• [Exercise]:
Omit any picture, and return the remaining data exactly as written.

• [Data provided]:
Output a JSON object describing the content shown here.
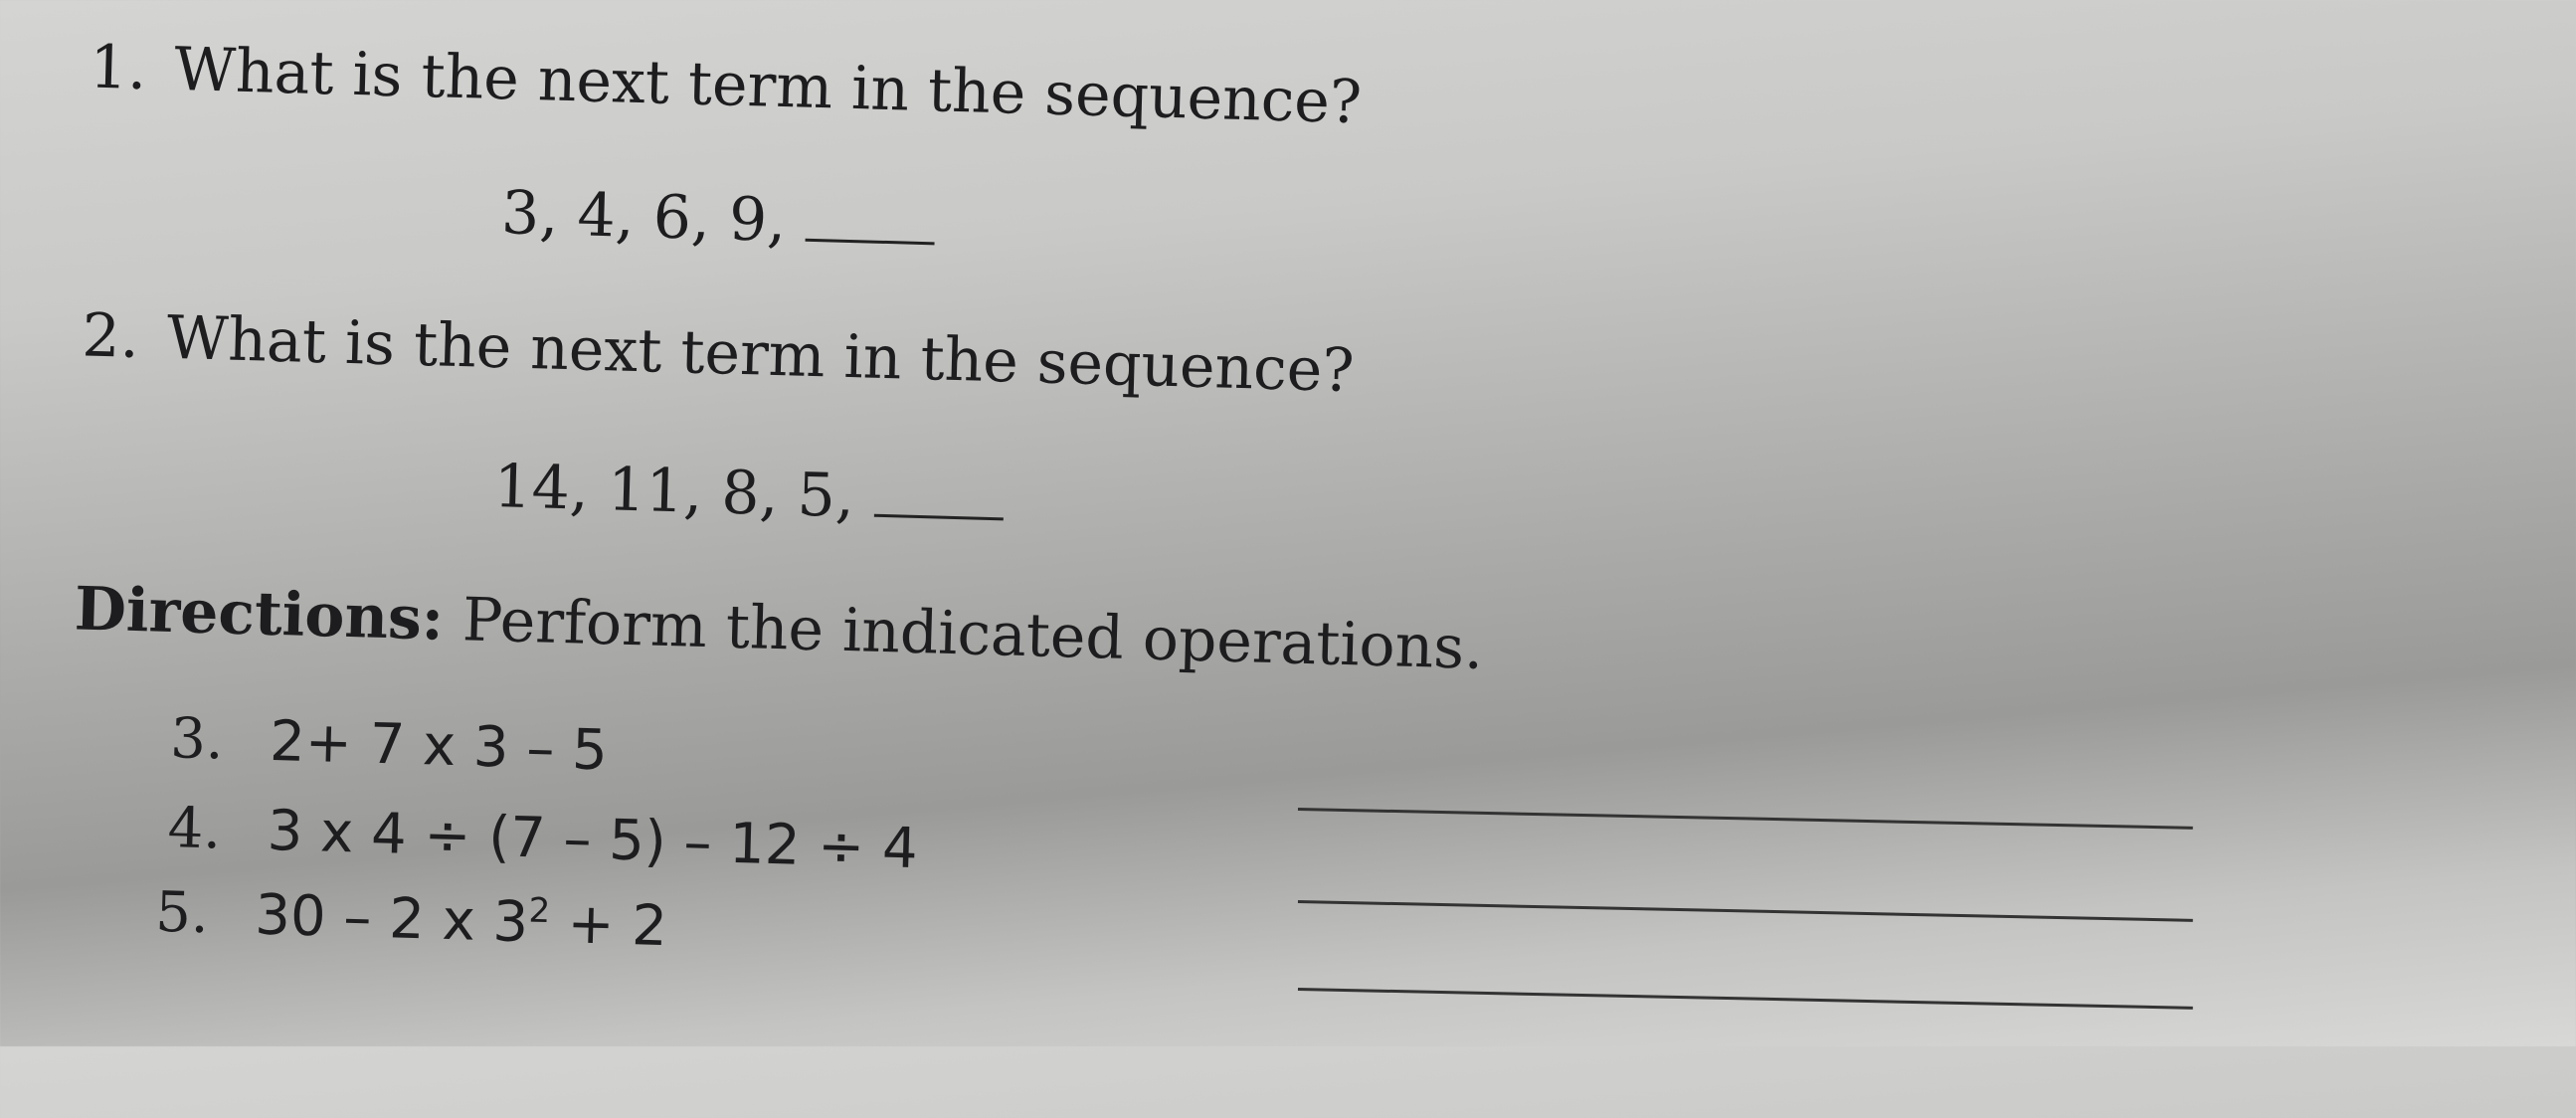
{
  "questions": [
    {
      "number": "1.",
      "text": "What is the next term in the sequence?",
      "sequence": "3, 4, 6, 9,"
    },
    {
      "number": "2.",
      "text": "What is the next term in the sequence?",
      "sequence": "14, 11, 8, 5,"
    }
  ],
  "directions": {
    "label": "Directions:",
    "text": "Perform the indicated operations."
  },
  "exercises": [
    {
      "number": "3.",
      "expression": "2+ 7 x 3 – 5"
    },
    {
      "number": "4.",
      "expression": "3 x 4 ÷ (7 – 5) – 12 ÷ 4"
    },
    {
      "number": "5.",
      "expression": "30 – 2 x 3",
      "exponent": "2",
      "tail": "+ 2"
    }
  ]
}
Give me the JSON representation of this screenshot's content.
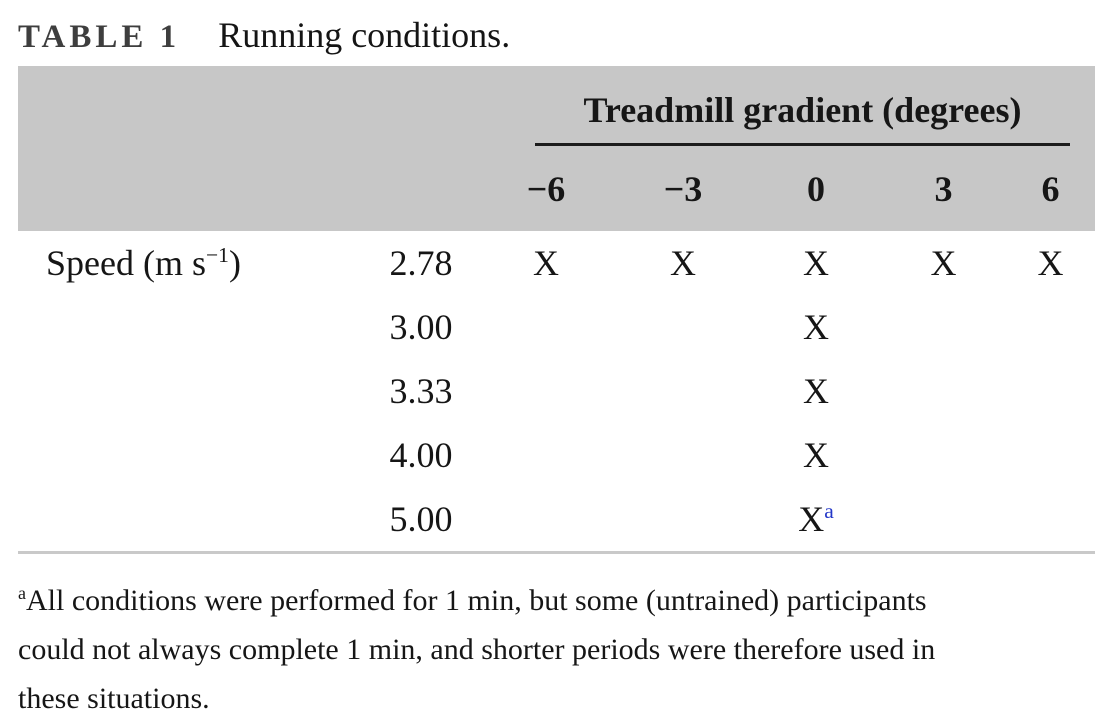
{
  "title": {
    "label": "TABLE 1",
    "caption": "Running conditions."
  },
  "table": {
    "group_header": "Treadmill gradient (degrees)",
    "columns": [
      "−6",
      "−3",
      "0",
      "3",
      "6"
    ],
    "row_header": {
      "prefix": "Speed (m s",
      "sup": "−1",
      "suffix": ")"
    },
    "rows": [
      {
        "speed": "2.78",
        "marks": [
          "X",
          "X",
          "X",
          "X",
          "X"
        ],
        "sups": [
          "",
          "",
          "",
          "",
          ""
        ]
      },
      {
        "speed": "3.00",
        "marks": [
          "",
          "",
          "X",
          "",
          ""
        ],
        "sups": [
          "",
          "",
          "",
          "",
          ""
        ]
      },
      {
        "speed": "3.33",
        "marks": [
          "",
          "",
          "X",
          "",
          ""
        ],
        "sups": [
          "",
          "",
          "",
          "",
          ""
        ]
      },
      {
        "speed": "4.00",
        "marks": [
          "",
          "",
          "X",
          "",
          ""
        ],
        "sups": [
          "",
          "",
          "",
          "",
          ""
        ]
      },
      {
        "speed": "5.00",
        "marks": [
          "",
          "",
          "X",
          "",
          ""
        ],
        "sups": [
          "",
          "",
          "a",
          "",
          ""
        ]
      }
    ]
  },
  "footnote": {
    "marker": "a",
    "lines": [
      "All conditions were performed for 1 min, but some (untrained) participants",
      "could not always complete 1 min, and shorter periods were therefore used in",
      "these situations."
    ]
  },
  "colors": {
    "header_bg": "#c7c7c7",
    "rule_dark": "#1c1c1c",
    "rule_light": "#c9c9c9",
    "text": "#161616",
    "title_label": "#3e3e3e",
    "footnote_link": "#2438c8"
  }
}
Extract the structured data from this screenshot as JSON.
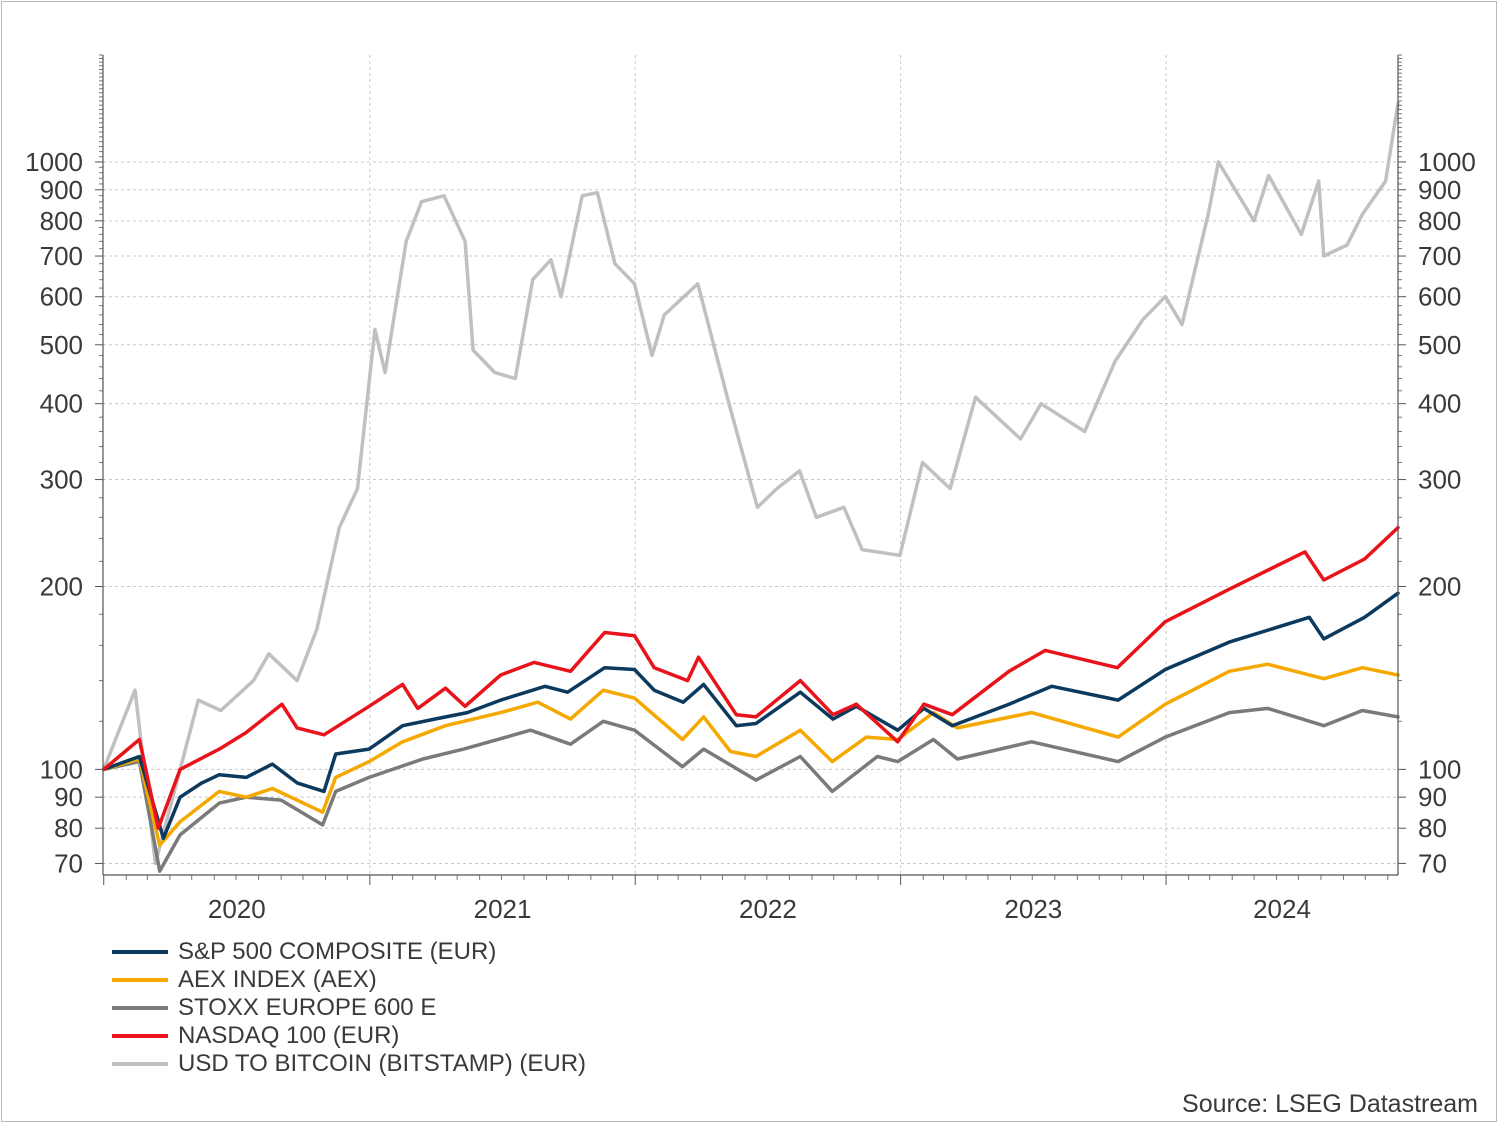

• [Result below]:
Output a JSON object describing the content shown here.
{
  "questions": [
    {
      "number": "1.",
      "text": "What is the next term in the sequence?",
      "sequence": "3, 4, 6, 9,"
    },
    {
      "number": "2.",
      "text": "What is the next term in the sequence?",
      "sequence": "14, 11, 8, 5,"
    }
  ],
  "directions": {
    "label": "Directions:",
    "text": "Perform the indicated operations."
  },
  "exercises": [
    {
      "number": "3.",
      "expression": "2+ 7 x 3 – 5"
    },
    {
      "number": "4.",
      "expression": "3 x 4 ÷ (7 – 5) – 12 ÷ 4"
    },
    {
      "number": "5.",
      "expression": "30 – 2 x 3",
      "exponent": "2",
      "tail": "+ 2"
    }
  ]
}
Give me the JSON representation of this screenshot's content.
{
  "title": {
    "label": "TABLE 1",
    "caption": "Running conditions."
  },
  "table": {
    "group_header": "Treadmill gradient (degrees)",
    "columns": [
      "−6",
      "−3",
      "0",
      "3",
      "6"
    ],
    "row_header": {
      "prefix": "Speed (m s",
      "sup": "−1",
      "suffix": ")"
    },
    "rows": [
      {
        "speed": "2.78",
        "marks": [
          "X",
          "X",
          "X",
          "X",
          "X"
        ],
        "sups": [
          "",
          "",
          "",
          "",
          ""
        ]
      },
      {
        "speed": "3.00",
        "marks": [
          "",
          "",
          "X",
          "",
          ""
        ],
        "sups": [
          "",
          "",
          "",
          "",
          ""
        ]
      },
      {
        "speed": "3.33",
        "marks": [
          "",
          "",
          "X",
          "",
          ""
        ],
        "sups": [
          "",
          "",
          "",
          "",
          ""
        ]
      },
      {
        "speed": "4.00",
        "marks": [
          "",
          "",
          "X",
          "",
          ""
        ],
        "sups": [
          "",
          "",
          "",
          "",
          ""
        ]
      },
      {
        "speed": "5.00",
        "marks": [
          "",
          "",
          "X",
          "",
          ""
        ],
        "sups": [
          "",
          "",
          "a",
          "",
          ""
        ]
      }
    ]
  },
  "footnote": {
    "marker": "a",
    "lines": [
      "All conditions were performed for 1 min, but some (untrained) participants",
      "could not always complete 1 min, and shorter periods were therefore used in",
      "these situations."
    ]
  },
  "colors": {
    "header_bg": "#c7c7c7",
    "rule_dark": "#1c1c1c",
    "rule_light": "#c9c9c9",
    "text": "#161616",
    "title_label": "#3e3e3e",
    "footnote_link": "#2438c8"
  }
}
Extract the structured data from this screenshot as JSON.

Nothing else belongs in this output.